■ **AIM OF THE TASK**
Each line containing the word "type" must be collected.

■ **INFORMATION PROVIDED**

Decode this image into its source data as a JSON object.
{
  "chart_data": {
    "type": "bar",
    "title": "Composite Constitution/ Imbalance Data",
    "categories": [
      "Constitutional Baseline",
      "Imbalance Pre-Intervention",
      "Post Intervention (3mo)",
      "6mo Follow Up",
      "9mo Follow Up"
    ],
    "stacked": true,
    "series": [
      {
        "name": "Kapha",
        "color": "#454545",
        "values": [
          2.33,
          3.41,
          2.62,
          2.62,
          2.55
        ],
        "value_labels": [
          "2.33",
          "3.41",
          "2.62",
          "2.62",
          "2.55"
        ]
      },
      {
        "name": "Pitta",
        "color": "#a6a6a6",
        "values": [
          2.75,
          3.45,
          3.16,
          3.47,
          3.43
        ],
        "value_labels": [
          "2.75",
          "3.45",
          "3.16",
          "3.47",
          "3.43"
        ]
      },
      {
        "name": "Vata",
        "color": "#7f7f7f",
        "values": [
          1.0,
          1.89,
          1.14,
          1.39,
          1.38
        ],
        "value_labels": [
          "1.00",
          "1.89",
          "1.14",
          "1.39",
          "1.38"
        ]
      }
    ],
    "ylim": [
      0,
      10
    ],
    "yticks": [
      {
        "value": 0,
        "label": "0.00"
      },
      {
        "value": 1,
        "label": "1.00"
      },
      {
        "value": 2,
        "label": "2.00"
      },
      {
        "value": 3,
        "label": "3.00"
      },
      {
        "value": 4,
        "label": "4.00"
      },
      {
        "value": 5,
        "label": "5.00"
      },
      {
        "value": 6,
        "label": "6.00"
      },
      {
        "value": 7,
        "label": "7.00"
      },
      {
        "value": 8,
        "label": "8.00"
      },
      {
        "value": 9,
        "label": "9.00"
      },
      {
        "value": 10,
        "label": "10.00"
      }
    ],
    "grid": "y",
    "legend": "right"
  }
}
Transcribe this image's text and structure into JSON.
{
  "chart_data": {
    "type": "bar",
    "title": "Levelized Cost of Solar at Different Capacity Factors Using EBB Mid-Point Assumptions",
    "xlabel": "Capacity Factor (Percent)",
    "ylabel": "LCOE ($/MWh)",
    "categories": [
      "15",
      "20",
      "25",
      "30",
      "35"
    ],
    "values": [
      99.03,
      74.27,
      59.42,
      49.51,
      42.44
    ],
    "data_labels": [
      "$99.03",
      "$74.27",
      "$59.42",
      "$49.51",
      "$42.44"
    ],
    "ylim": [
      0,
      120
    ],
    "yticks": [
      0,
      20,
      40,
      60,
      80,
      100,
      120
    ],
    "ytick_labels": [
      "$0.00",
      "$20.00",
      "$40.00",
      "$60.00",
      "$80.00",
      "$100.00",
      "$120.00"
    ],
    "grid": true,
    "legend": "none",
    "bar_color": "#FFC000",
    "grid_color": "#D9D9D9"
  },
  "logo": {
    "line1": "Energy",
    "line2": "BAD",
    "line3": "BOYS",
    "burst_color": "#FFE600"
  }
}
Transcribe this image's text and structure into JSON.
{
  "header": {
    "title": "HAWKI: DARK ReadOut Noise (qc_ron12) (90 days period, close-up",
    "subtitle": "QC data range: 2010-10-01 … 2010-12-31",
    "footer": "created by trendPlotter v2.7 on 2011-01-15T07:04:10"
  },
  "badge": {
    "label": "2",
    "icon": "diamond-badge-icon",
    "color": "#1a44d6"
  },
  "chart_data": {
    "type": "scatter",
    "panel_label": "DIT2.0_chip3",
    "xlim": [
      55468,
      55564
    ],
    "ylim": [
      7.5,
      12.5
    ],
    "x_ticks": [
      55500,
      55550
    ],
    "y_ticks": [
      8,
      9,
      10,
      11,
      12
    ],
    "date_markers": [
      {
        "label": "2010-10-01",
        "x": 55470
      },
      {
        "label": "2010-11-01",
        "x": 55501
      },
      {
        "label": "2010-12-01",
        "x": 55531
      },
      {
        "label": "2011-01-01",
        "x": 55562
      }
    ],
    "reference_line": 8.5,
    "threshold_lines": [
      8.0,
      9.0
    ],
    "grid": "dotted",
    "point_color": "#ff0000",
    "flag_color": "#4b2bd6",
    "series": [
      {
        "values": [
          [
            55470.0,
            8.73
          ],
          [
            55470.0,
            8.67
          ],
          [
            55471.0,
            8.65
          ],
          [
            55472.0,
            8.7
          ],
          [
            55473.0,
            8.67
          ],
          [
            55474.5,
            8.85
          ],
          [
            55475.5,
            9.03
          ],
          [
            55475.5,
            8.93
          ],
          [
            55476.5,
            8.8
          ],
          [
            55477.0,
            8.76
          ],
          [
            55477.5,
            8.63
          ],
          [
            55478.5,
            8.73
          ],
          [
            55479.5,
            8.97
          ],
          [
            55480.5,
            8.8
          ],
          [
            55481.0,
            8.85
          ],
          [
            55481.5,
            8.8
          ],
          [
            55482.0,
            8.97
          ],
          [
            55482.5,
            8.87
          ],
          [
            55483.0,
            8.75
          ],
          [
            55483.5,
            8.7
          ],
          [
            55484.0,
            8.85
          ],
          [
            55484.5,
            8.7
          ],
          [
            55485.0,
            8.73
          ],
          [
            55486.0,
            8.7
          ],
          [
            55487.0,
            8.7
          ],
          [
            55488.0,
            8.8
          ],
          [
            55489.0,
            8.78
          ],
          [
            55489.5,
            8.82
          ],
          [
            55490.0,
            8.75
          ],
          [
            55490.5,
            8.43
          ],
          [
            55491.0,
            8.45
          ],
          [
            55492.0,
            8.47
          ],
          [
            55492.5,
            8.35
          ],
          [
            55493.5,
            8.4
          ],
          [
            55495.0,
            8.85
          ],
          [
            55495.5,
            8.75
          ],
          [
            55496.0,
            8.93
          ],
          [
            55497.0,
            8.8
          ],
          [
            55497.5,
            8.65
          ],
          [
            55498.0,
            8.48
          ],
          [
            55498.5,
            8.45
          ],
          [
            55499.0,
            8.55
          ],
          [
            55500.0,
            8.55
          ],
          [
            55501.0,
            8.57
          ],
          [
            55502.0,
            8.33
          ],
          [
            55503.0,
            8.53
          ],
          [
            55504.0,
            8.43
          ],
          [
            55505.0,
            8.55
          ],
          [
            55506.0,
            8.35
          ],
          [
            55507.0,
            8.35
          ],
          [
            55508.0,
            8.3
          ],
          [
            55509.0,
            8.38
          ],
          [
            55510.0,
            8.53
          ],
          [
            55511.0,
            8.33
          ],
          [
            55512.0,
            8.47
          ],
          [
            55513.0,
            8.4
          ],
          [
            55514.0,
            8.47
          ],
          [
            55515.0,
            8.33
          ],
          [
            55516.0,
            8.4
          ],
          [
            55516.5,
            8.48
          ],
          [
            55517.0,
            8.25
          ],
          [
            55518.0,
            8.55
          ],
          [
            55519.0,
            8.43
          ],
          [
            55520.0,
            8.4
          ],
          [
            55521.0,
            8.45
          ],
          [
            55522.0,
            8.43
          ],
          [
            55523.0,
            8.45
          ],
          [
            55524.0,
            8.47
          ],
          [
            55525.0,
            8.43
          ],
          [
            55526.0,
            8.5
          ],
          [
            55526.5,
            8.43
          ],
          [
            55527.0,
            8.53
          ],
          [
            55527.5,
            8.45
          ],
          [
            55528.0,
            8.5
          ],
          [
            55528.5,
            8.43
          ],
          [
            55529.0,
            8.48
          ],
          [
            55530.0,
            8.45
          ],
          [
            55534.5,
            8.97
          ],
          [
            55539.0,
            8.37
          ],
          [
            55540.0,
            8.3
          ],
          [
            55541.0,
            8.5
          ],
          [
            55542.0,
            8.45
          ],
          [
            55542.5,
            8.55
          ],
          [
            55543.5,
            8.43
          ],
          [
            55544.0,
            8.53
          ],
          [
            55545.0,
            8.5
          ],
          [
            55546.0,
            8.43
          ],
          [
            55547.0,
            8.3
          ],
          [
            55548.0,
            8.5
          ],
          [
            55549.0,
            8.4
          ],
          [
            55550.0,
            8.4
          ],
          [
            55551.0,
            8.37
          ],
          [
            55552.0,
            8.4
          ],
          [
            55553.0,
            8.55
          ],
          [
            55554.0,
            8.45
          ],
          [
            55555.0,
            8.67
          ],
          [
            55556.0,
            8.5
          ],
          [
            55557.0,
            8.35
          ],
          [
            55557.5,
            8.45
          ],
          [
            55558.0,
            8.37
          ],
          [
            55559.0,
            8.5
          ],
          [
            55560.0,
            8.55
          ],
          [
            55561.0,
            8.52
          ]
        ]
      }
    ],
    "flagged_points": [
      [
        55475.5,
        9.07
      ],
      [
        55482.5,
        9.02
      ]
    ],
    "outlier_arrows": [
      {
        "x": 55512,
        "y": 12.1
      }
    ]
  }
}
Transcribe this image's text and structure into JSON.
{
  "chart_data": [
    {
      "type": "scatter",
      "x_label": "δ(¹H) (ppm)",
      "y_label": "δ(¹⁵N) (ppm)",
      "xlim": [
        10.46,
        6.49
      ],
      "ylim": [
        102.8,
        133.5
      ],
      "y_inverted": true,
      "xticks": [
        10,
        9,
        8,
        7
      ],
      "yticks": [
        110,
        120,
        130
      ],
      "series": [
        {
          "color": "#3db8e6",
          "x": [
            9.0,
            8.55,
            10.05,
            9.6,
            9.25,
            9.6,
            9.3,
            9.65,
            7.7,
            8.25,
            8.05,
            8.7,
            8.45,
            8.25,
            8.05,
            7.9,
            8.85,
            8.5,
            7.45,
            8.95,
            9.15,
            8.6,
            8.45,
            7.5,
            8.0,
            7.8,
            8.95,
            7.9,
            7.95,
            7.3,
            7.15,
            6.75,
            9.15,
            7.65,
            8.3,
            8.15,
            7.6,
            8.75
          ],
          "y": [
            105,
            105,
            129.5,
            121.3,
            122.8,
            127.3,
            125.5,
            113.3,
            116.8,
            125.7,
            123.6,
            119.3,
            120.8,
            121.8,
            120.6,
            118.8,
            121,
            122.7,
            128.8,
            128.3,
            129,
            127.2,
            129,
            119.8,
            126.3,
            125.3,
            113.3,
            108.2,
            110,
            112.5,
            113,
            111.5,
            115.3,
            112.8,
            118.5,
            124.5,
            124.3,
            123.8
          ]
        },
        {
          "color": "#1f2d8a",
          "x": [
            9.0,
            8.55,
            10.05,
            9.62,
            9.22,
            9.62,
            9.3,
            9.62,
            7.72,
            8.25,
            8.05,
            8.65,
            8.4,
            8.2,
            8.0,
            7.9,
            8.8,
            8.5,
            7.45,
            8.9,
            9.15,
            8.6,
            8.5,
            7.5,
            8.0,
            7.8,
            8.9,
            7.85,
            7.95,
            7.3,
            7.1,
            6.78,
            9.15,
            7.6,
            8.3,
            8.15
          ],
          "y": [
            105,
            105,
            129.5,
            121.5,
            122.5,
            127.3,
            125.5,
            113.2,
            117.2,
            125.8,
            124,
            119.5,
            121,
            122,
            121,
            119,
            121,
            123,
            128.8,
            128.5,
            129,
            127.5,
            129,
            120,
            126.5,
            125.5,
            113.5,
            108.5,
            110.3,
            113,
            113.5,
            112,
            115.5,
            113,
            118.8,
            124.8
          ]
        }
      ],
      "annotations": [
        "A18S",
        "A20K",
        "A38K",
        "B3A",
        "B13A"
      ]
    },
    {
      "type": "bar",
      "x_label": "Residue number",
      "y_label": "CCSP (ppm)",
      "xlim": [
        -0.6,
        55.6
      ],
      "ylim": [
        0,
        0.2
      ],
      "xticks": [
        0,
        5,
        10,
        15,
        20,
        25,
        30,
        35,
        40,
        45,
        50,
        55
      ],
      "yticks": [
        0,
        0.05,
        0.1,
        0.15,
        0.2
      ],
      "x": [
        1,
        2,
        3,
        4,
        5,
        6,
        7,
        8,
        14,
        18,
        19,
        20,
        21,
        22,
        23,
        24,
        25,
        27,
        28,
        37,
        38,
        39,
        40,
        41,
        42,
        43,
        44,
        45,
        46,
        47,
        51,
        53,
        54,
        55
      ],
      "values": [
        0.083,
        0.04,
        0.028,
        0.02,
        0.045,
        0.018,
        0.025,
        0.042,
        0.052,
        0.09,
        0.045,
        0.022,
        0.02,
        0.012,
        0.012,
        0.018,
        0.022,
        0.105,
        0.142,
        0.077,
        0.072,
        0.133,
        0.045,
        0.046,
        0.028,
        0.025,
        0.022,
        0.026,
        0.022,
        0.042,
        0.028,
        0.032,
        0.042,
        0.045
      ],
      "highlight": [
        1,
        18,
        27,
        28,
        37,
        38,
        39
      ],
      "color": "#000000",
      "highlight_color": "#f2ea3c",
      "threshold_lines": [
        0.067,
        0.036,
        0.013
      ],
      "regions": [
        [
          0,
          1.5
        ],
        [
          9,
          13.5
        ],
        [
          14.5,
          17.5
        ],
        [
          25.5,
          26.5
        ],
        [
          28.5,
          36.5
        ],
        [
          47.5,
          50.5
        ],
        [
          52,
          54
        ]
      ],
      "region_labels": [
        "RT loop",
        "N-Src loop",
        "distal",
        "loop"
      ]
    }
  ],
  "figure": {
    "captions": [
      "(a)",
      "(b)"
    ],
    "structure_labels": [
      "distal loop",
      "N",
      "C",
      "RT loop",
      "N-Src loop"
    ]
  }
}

■ **ANSWER TO THE PROBLEM**
    "type": "bar",
    "type": "bar",
    "type": "scatter",
      "type": "scatter",
      "type": "bar",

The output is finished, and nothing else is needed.